[Layout region records]

###

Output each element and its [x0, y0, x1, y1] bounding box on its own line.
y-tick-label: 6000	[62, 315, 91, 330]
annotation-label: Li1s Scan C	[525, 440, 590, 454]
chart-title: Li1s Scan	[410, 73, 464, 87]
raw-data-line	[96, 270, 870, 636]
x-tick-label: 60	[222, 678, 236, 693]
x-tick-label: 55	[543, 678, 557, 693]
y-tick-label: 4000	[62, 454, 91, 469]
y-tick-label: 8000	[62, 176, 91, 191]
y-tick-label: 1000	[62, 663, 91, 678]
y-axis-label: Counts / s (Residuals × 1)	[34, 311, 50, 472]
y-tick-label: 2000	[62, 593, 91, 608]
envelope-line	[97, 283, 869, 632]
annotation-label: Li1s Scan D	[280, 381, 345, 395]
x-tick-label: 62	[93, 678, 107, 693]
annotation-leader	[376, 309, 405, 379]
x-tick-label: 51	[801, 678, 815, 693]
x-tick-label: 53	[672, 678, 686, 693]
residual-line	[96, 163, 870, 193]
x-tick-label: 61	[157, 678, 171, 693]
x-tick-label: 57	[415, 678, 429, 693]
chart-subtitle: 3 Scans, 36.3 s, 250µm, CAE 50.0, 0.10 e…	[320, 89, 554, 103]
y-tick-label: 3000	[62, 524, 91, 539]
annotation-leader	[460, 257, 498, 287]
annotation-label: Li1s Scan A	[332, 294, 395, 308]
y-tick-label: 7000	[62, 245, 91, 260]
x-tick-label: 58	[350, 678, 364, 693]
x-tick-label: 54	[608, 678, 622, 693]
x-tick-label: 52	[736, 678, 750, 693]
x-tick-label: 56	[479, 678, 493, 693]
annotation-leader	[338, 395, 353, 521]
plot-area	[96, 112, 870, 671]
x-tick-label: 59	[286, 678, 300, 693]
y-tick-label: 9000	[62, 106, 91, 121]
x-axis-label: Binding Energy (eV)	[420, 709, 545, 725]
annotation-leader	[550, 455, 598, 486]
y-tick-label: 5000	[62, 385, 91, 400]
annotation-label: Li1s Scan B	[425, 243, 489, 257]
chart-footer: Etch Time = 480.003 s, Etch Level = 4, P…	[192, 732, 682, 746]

###

# What is being asked:
Reproduce every line of the records above, unchanged and in the same order.

# Task solution:
Output each element and its [x0, y0, x1, y1] bounding box on its own line.
y-tick-label: 6000	[62, 315, 91, 330]
annotation-label: Li1s Scan C	[525, 440, 590, 454]
chart-title: Li1s Scan	[410, 73, 464, 87]
raw-data-line	[96, 270, 870, 636]
x-tick-label: 60	[222, 678, 236, 693]
x-tick-label: 55	[543, 678, 557, 693]
y-tick-label: 4000	[62, 454, 91, 469]
y-tick-label: 8000	[62, 176, 91, 191]
y-tick-label: 1000	[62, 663, 91, 678]
y-axis-label: Counts / s (Residuals × 1)	[34, 311, 50, 472]
y-tick-label: 2000	[62, 593, 91, 608]
envelope-line	[97, 283, 869, 632]
annotation-label: Li1s Scan D	[280, 381, 345, 395]
x-tick-label: 62	[93, 678, 107, 693]
annotation-leader	[376, 309, 405, 379]
x-tick-label: 51	[801, 678, 815, 693]
x-tick-label: 53	[672, 678, 686, 693]
residual-line	[96, 163, 870, 193]
x-tick-label: 61	[157, 678, 171, 693]
x-tick-label: 57	[415, 678, 429, 693]
chart-subtitle: 3 Scans, 36.3 s, 250µm, CAE 50.0, 0.10 e…	[320, 89, 554, 103]
y-tick-label: 3000	[62, 524, 91, 539]
annotation-leader	[460, 257, 498, 287]
annotation-label: Li1s Scan A	[332, 294, 395, 308]
y-tick-label: 7000	[62, 245, 91, 260]
x-tick-label: 58	[350, 678, 364, 693]
x-tick-label: 54	[608, 678, 622, 693]
x-tick-label: 52	[736, 678, 750, 693]
x-tick-label: 56	[479, 678, 493, 693]
annotation-leader	[338, 395, 353, 521]
plot-area	[96, 112, 870, 671]
x-tick-label: 59	[286, 678, 300, 693]
y-tick-label: 9000	[62, 106, 91, 121]
x-axis-label: Binding Energy (eV)	[420, 709, 545, 725]
annotation-leader	[550, 455, 598, 486]
y-tick-label: 5000	[62, 385, 91, 400]
annotation-label: Li1s Scan B	[425, 243, 489, 257]
chart-footer: Etch Time = 480.003 s, Etch Level = 4, P…	[192, 732, 682, 746]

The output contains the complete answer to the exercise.